** begin INPUT RECORDS **

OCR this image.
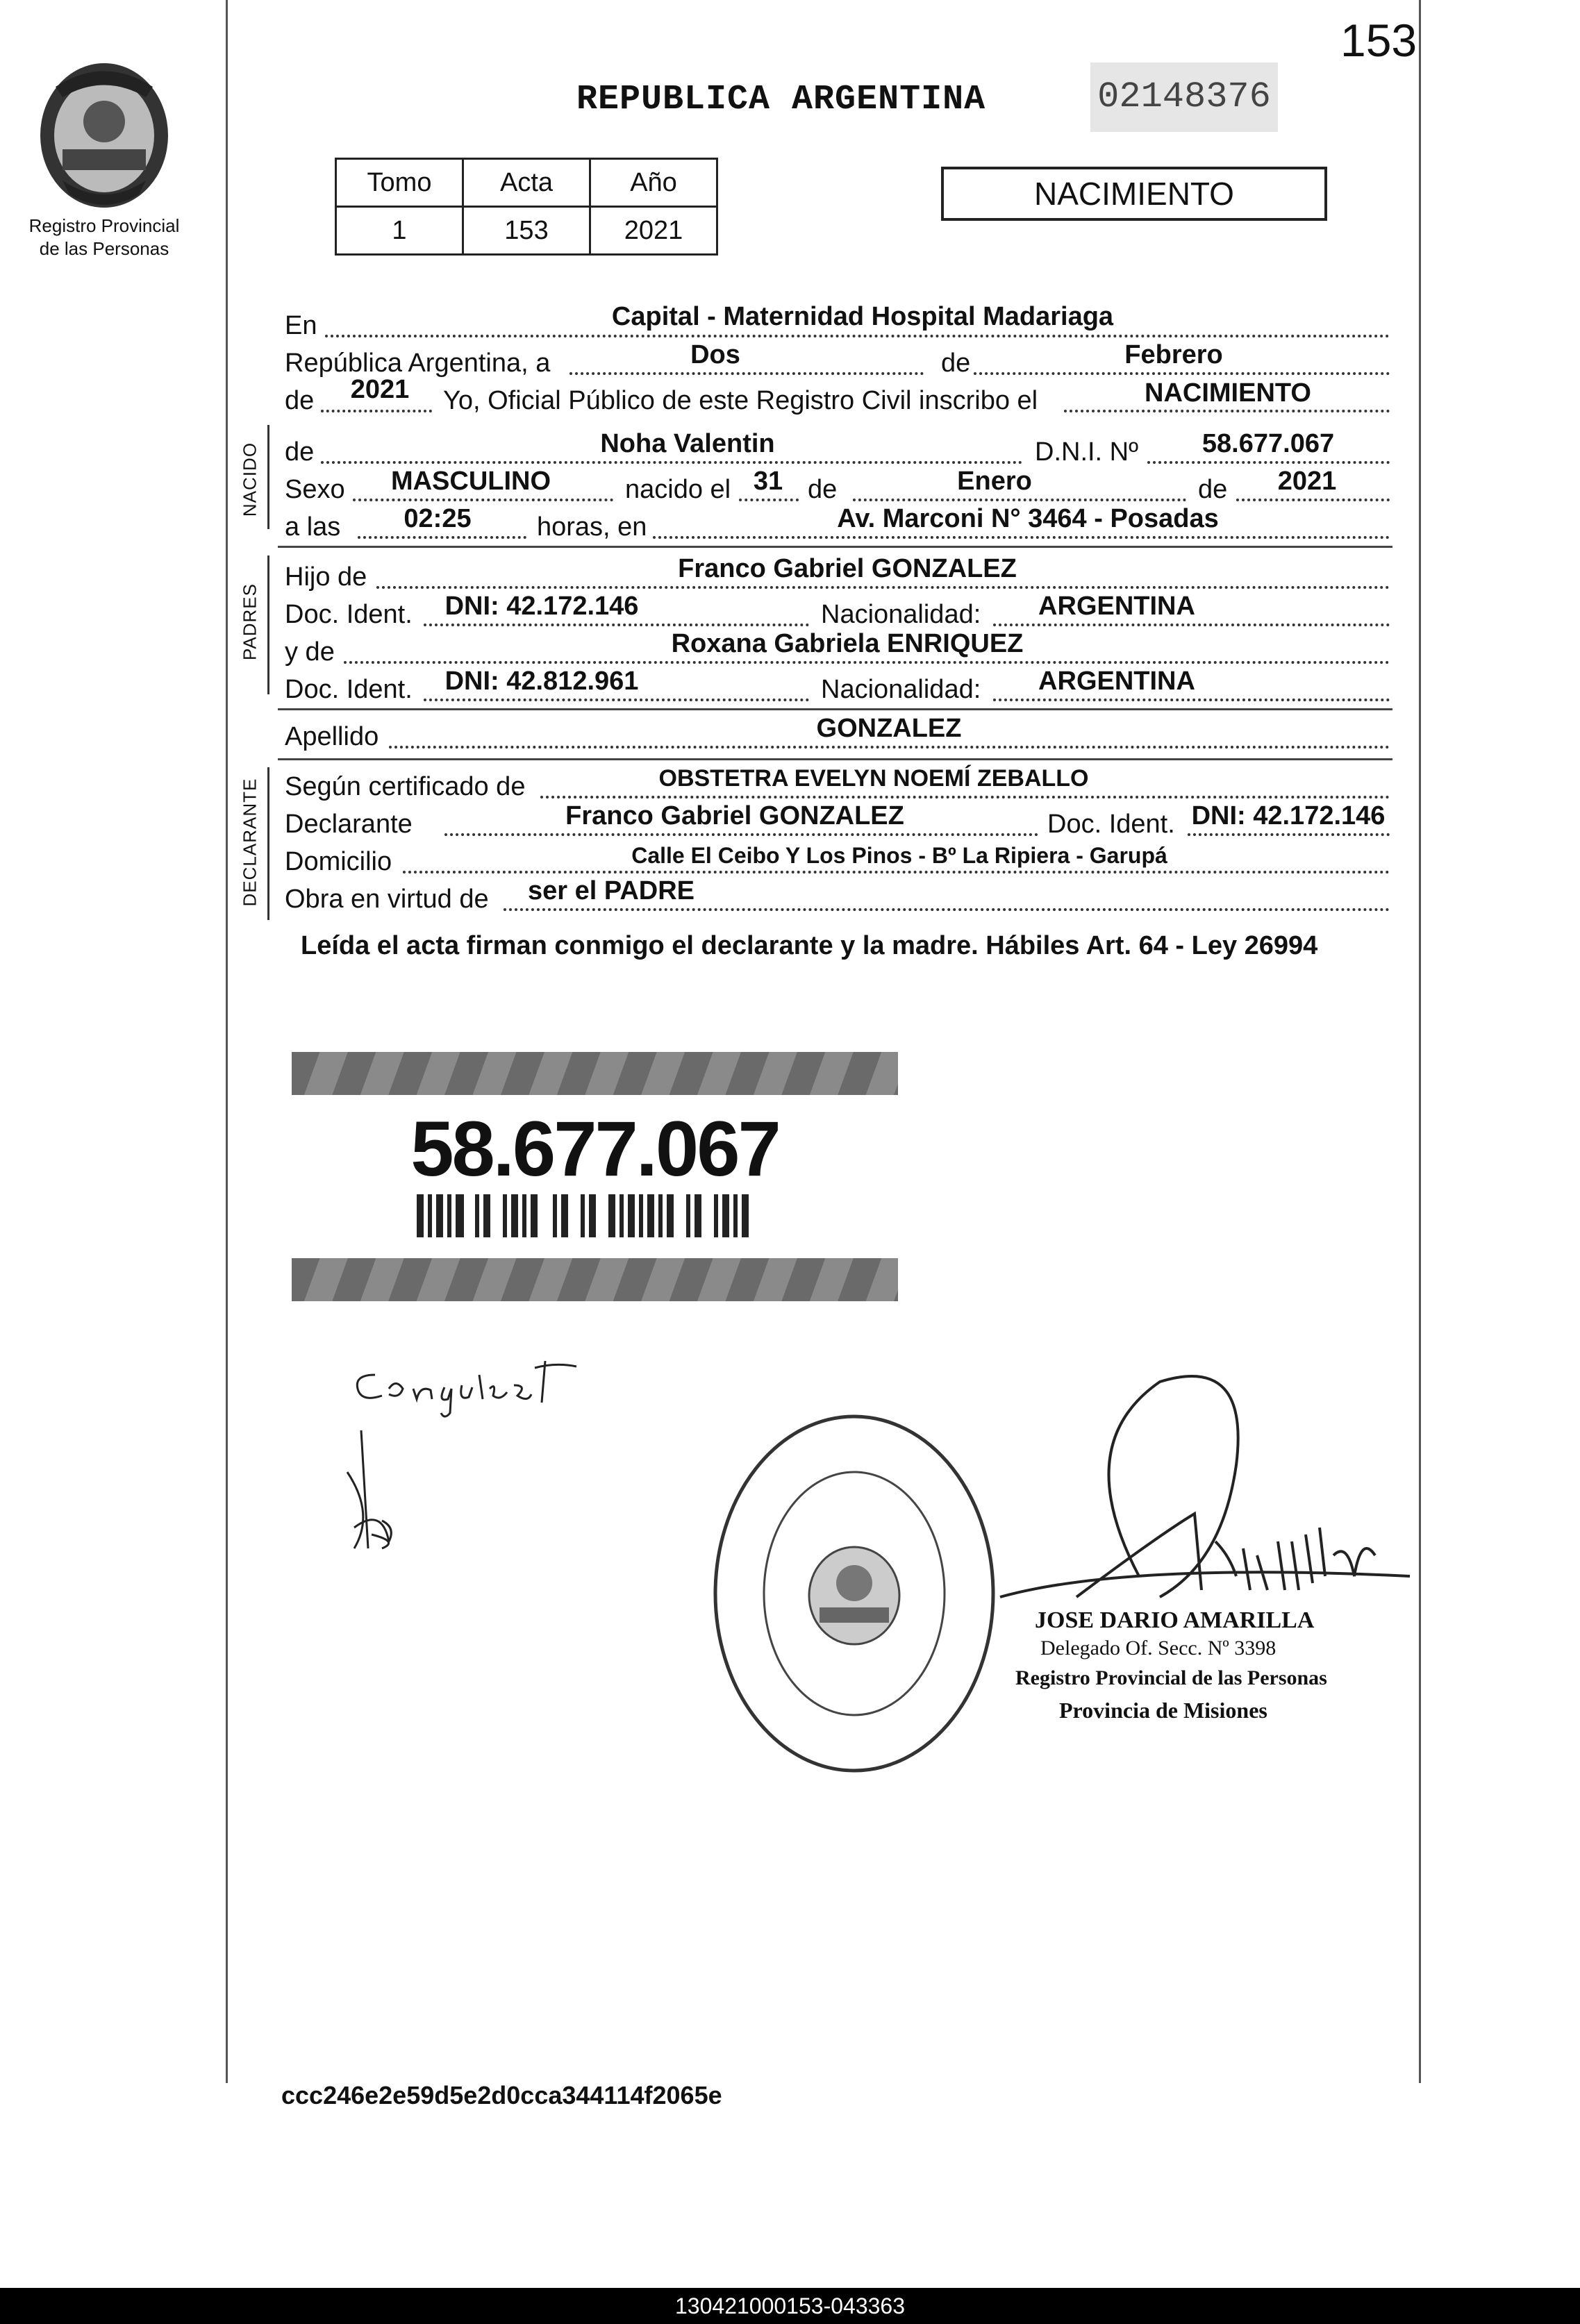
153
Registro Provincial
de las Personas
REPUBLICA ARGENTINA	02148376
Tomo	Acta	Año
1	153	2021
NACIMIENTO
En	Capital - Maternidad Hospital Madariaga
República Argentina, a	Dos	de	Febrero
de 2021 Yo, Oficial Público de este Registro Civil inscribo el	NACIMIENTO
NACIDO de	Noha Valentin	D.N.I. Nº 58.677.067
Sexo MASCULINO	nacido el 31 de	Enero	de 2021
a las 02:25 horas, en	Av. Marconi N° 3464 - Posadas
PADRES
Hijo de	Franco Gabriel GONZALEZ
Doc. Ident. DNI: 42.172.146	Nacionalidad: ARGENTINA
y de	Roxana Gabriela ENRIQUEZ
Doc. Ident. DNI: 42.812.961	Nacionalidad: ARGENTINA
Apellido	GONZALEZ
DECLARANTE Según certificado de	OBSTETRA EVELYN NOEMÍ ZEBALLO
Declarante	Franco Gabriel GONZALEZ	Doc. Ident. DNI: 42.172.146
Domicilio	Calle El Ceibo Y Los Pinos - Bº La Ripiera - Garupá
Obra en virtud de ser el PADRE
Leída el acta firman conmigo el declarante y la madre. Hábiles Art. 64 - Ley 26994
58.677.067
JOSE DARIO AMARILLA
Delegado Of. Secc. Nº 3398
Registro Provincial de las Personas
Provincia de Misiones
ccc246e2e59d5e2d0cca344114f2065e
130421000153-043363
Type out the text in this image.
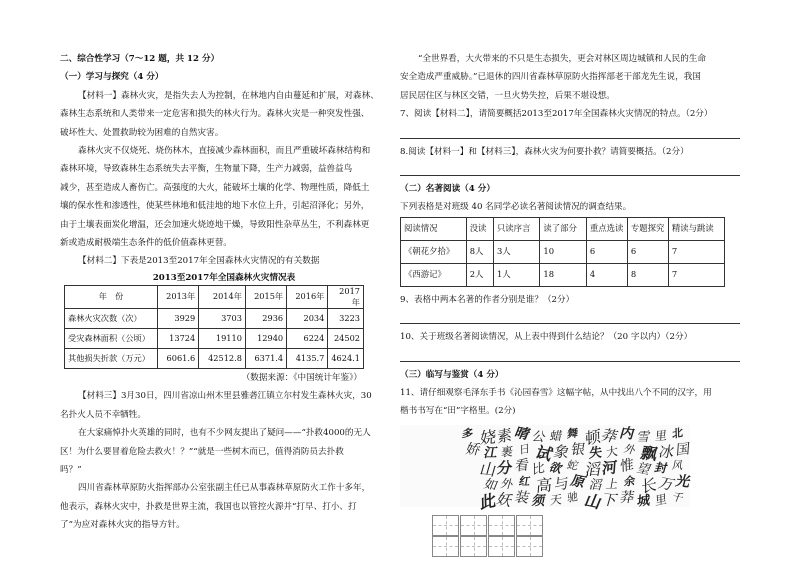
二、综合性学习（7～12 题，共 12 分）

（一）学习与探究（4 分）

【材料一】森林火灾，是指失去人为控制，在林地内自由蔓延和扩展，对森林、

森林生态系统和人类带来一定危害和损失的林火行为。森林火灾是一种突发性强、

破坏性大、处置救助较为困难的自然灾害。

森林火灾不仅烧死、烧伤林木，直接减少森林面积，而且严重破坏森林结构和

森林环境，导致森林生态系统失去平衡，生物量下降，生产力减弱，益兽益鸟

减少，甚至造成人畜伤亡。高强度的大火，能破坏土壤的化学、物理性质，降低土

壤的保水性和渗透性，使某些林地和低洼地的地下水位上升，引起沼泽化；另外，

由于土壤表面炭化增温，还会加速火烧迹地干燥，导致阳性杂草丛生，不利森林更

新或造成耐极端生态条件的低价值森林更替。

【材料二】下表是2013至2017年全国森林火灾情况的有关数据

2013至2017年全国森林火灾情况表

年　份	2013年	2014年	2015年	2016年	2017年
森林火灾次数（次）	3929	3703	2936	2034	3223
受灾森林面积（公顷）	13724	19110	12940	6224	24502
其他损失折款（万元）	6061.6	42512.8	6371.4	4135.7	4624.1

（数据来源：《中国统计年鉴》）

【材料三】3月30日，四川省凉山州木里县雅砻江镇立尔村发生森林火灾，30

名扑火人员不幸牺牲。

在大家痛悼扑火英雄的同时，也有不少网友提出了疑问——“扑救4000的无人

区！为什么要冒着危险去救火！？”“就是一些树木而已，值得消防员去扑救

吗？”

四川省森林草原防火指挥部办公室张副主任已从事森林草原防火工作十多年，

他表示，森林火灾中，扑救是世界主流，我国也以管控火源并“打早、打小、打

了”为应对森林火灾的指导方针。

“全世界看，大火带来的不只是生态损失，更会对林区周边城镇和人民的生命

安全造成严重威胁。”已退休的四川省森林草原防火指挥部老干部龙先生说，我国

居民居住区与林区交错，一旦火势失控，后果不堪设想。

7、阅读【材料二】，请简要概括2013至2017年全国森林火灾情况的特点。（2分）

8.阅读【材料一】和【材料三】，森林火灾为何要扑救？请简要概括。（2分）

（二）名著阅读（4 分）

下列表格是对班级 40 名同学必读名著阅读情况的调查结果。

阅读情况	没读	只读序言	读了部分	重点选读	专题探究	精读与跳读
《朝花夕拾》	8人	3人	10	6	6	7
《西游记》	2人	1人	18	4	8	7

9、表格中两本名著的作者分别是谁？（2分）

10、关于班级名著阅读情况，从上表中得到什么结论？（20 字以内）（2分）

（三）临写与鉴赏（4 分）

11、请仔细观察毛泽东手书《沁园春雪》这幅字帖，从中找出八个不同的汉字，用

楷书书写在“田”字格里。(2分)

北
国
风
光
千
里
冰
封
万
里
雪
飘
望
长
城
内
外
惟
余
莽
莽
大
河
上
下
顿
失
滔
滔
山
舞
银
蛇
原
驰
蜡
象
欲
与
天
公
试
比
高
须
晴
日
看
红
装
素
裹
分
外
妖
娆
江
山
如
此
多
娇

** end INPUT RECORDS **

* _EXERCISE OBJECTIVE_:
Lines containing the word "Nacionalidad" must all be returned from the material above.

* _CORRECT RESULT_:
Doc. Ident. DNI: 42.172.146	Nacionalidad: ARGENTINA
Doc. Ident. DNI: 42.812.961	Nacionalidad: ARGENTINA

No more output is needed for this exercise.